_Entries shown_.
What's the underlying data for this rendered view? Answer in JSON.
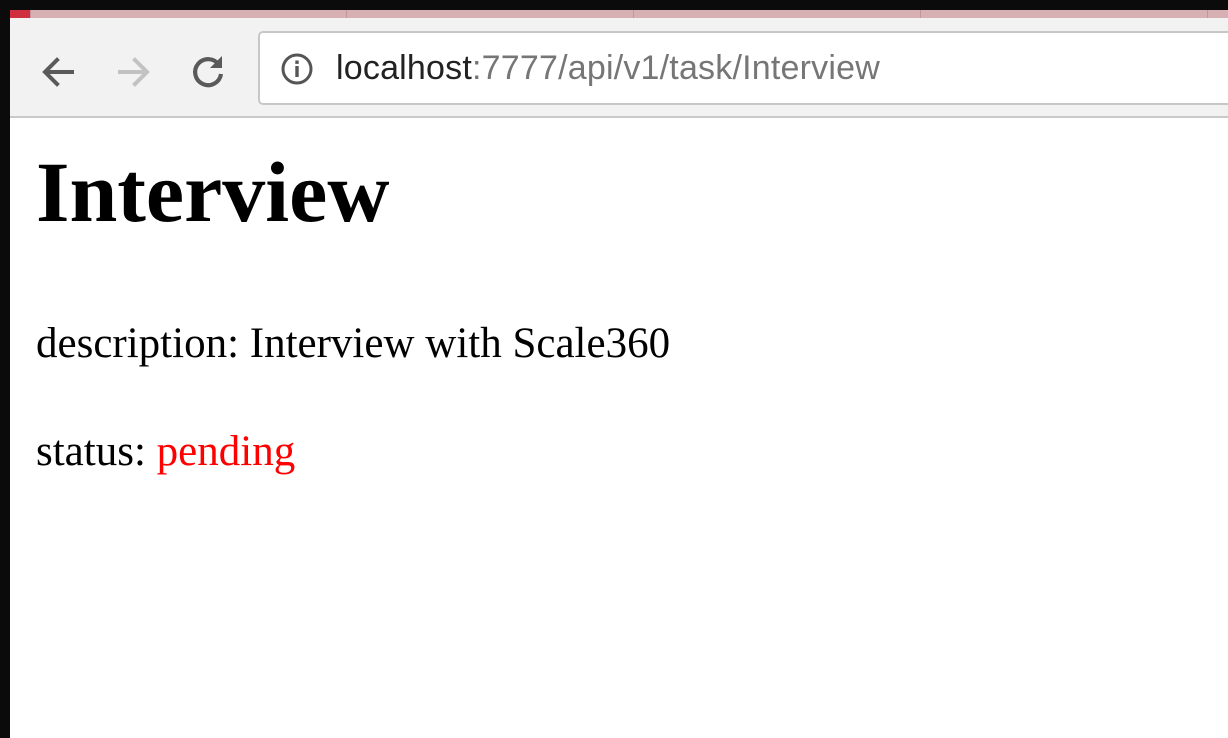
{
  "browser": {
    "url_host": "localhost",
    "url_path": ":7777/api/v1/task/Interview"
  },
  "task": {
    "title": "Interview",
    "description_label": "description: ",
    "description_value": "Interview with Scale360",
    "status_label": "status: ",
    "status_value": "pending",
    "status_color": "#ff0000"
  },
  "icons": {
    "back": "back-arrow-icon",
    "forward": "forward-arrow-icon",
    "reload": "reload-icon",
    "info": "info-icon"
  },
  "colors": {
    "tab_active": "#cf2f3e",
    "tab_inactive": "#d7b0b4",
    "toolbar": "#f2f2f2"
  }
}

_Stated goal_.
Reproduce every line above as written, skipping pictures.

_Answer to this problem_.
What's the underlying data for this rendered view? Answer in JSON.
{
  "browser": {
    "url_host": "localhost",
    "url_path": ":7777/api/v1/task/Interview"
  },
  "task": {
    "title": "Interview",
    "description_label": "description: ",
    "description_value": "Interview with Scale360",
    "status_label": "status: ",
    "status_value": "pending",
    "status_color": "#ff0000"
  },
  "icons": {
    "back": "back-arrow-icon",
    "forward": "forward-arrow-icon",
    "reload": "reload-icon",
    "info": "info-icon"
  },
  "colors": {
    "tab_active": "#cf2f3e",
    "tab_inactive": "#d7b0b4",
    "toolbar": "#f2f2f2"
  }
}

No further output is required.